→ **EXERCISE PROMPT**: Below is a block of records; repeat all of them exactly.
-.-.-
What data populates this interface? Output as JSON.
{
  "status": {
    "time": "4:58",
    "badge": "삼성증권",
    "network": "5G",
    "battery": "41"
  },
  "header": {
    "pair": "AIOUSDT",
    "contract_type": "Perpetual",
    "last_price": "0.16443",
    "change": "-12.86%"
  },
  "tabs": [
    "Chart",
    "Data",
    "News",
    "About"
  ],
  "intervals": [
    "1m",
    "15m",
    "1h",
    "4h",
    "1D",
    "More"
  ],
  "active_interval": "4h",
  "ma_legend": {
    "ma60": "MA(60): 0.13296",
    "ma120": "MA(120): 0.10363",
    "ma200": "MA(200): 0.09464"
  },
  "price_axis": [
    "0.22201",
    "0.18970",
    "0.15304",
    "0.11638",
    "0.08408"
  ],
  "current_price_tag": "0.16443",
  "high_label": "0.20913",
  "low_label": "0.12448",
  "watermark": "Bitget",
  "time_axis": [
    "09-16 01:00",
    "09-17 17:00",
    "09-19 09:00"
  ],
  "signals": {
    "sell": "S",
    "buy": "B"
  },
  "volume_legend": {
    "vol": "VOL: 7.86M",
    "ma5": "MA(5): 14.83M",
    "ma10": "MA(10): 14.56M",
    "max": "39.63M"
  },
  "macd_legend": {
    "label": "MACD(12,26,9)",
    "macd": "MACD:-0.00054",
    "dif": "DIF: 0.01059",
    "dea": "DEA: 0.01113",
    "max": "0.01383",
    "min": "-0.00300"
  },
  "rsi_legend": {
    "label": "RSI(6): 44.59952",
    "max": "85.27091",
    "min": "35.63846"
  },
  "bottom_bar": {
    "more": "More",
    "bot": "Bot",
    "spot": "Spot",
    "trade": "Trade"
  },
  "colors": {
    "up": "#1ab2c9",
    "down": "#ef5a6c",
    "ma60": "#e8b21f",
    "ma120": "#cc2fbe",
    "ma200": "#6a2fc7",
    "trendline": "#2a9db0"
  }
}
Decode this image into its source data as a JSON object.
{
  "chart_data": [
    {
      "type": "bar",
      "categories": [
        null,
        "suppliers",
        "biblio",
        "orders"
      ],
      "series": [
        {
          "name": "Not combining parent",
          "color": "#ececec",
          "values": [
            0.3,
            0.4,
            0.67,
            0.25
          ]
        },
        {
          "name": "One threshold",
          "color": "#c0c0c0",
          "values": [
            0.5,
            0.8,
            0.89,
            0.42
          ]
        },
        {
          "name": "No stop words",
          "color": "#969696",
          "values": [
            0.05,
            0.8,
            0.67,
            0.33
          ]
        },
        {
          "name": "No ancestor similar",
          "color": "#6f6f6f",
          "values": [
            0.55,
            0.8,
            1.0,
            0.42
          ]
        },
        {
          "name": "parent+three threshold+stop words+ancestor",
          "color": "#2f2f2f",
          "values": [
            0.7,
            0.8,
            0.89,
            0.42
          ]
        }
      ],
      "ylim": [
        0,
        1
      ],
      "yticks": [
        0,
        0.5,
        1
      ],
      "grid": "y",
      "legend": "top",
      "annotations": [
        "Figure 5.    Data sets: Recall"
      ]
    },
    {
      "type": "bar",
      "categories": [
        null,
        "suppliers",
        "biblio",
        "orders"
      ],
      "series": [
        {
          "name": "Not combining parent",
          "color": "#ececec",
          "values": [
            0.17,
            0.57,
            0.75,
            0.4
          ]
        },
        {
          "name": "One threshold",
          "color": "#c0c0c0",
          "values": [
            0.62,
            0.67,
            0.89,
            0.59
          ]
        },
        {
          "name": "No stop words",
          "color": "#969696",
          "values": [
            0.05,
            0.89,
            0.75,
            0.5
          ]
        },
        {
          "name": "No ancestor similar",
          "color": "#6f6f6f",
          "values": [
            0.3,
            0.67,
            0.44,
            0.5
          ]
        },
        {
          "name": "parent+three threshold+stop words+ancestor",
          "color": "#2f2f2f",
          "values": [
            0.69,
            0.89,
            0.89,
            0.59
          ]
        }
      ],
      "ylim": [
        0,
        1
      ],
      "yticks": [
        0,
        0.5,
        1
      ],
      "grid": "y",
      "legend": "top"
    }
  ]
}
-.-.-
→ **EXERCISE RESPONSE**:
What data populates this interface? Output as JSON.
{
  "status": {
    "time": "4:58",
    "badge": "삼성증권",
    "network": "5G",
    "battery": "41"
  },
  "header": {
    "pair": "AIOUSDT",
    "contract_type": "Perpetual",
    "last_price": "0.16443",
    "change": "-12.86%"
  },
  "tabs": [
    "Chart",
    "Data",
    "News",
    "About"
  ],
  "intervals": [
    "1m",
    "15m",
    "1h",
    "4h",
    "1D",
    "More"
  ],
  "active_interval": "4h",
  "ma_legend": {
    "ma60": "MA(60): 0.13296",
    "ma120": "MA(120): 0.10363",
    "ma200": "MA(200): 0.09464"
  },
  "price_axis": [
    "0.22201",
    "0.18970",
    "0.15304",
    "0.11638",
    "0.08408"
  ],
  "current_price_tag": "0.16443",
  "high_label": "0.20913",
  "low_label": "0.12448",
  "watermark": "Bitget",
  "time_axis": [
    "09-16 01:00",
    "09-17 17:00",
    "09-19 09:00"
  ],
  "signals": {
    "sell": "S",
    "buy": "B"
  },
  "volume_legend": {
    "vol": "VOL: 7.86M",
    "ma5": "MA(5): 14.83M",
    "ma10": "MA(10): 14.56M",
    "max": "39.63M"
  },
  "macd_legend": {
    "label": "MACD(12,26,9)",
    "macd": "MACD:-0.00054",
    "dif": "DIF: 0.01059",
    "dea": "DEA: 0.01113",
    "max": "0.01383",
    "min": "-0.00300"
  },
  "rsi_legend": {
    "label": "RSI(6): 44.59952",
    "max": "85.27091",
    "min": "35.63846"
  },
  "bottom_bar": {
    "more": "More",
    "bot": "Bot",
    "spot": "Spot",
    "trade": "Trade"
  },
  "colors": {
    "up": "#1ab2c9",
    "down": "#ef5a6c",
    "ma60": "#e8b21f",
    "ma120": "#cc2fbe",
    "ma200": "#6a2fc7",
    "trendline": "#2a9db0"
  }
}
Decode this image into its source data as a JSON object.
{
  "chart_data": [
    {
      "type": "bar",
      "categories": [
        null,
        "suppliers",
        "biblio",
        "orders"
      ],
      "series": [
        {
          "name": "Not combining parent",
          "color": "#ececec",
          "values": [
            0.3,
            0.4,
            0.67,
            0.25
          ]
        },
        {
          "name": "One threshold",
          "color": "#c0c0c0",
          "values": [
            0.5,
            0.8,
            0.89,
            0.42
          ]
        },
        {
          "name": "No stop words",
          "color": "#969696",
          "values": [
            0.05,
            0.8,
            0.67,
            0.33
          ]
        },
        {
          "name": "No ancestor similar",
          "color": "#6f6f6f",
          "values": [
            0.55,
            0.8,
            1.0,
            0.42
          ]
        },
        {
          "name": "parent+three threshold+stop words+ancestor",
          "color": "#2f2f2f",
          "values": [
            0.7,
            0.8,
            0.89,
            0.42
          ]
        }
      ],
      "ylim": [
        0,
        1
      ],
      "yticks": [
        0,
        0.5,
        1
      ],
      "grid": "y",
      "legend": "top",
      "annotations": [
        "Figure 5.    Data sets: Recall"
      ]
    },
    {
      "type": "bar",
      "categories": [
        null,
        "suppliers",
        "biblio",
        "orders"
      ],
      "series": [
        {
          "name": "Not combining parent",
          "color": "#ececec",
          "values": [
            0.17,
            0.57,
            0.75,
            0.4
          ]
        },
        {
          "name": "One threshold",
          "color": "#c0c0c0",
          "values": [
            0.62,
            0.67,
            0.89,
            0.59
          ]
        },
        {
          "name": "No stop words",
          "color": "#969696",
          "values": [
            0.05,
            0.89,
            0.75,
            0.5
          ]
        },
        {
          "name": "No ancestor similar",
          "color": "#6f6f6f",
          "values": [
            0.3,
            0.67,
            0.44,
            0.5
          ]
        },
        {
          "name": "parent+three threshold+stop words+ancestor",
          "color": "#2f2f2f",
          "values": [
            0.69,
            0.89,
            0.89,
            0.59
          ]
        }
      ],
      "ylim": [
        0,
        1
      ],
      "yticks": [
        0,
        0.5,
        1
      ],
      "grid": "y",
      "legend": "top"
    }
  ]
}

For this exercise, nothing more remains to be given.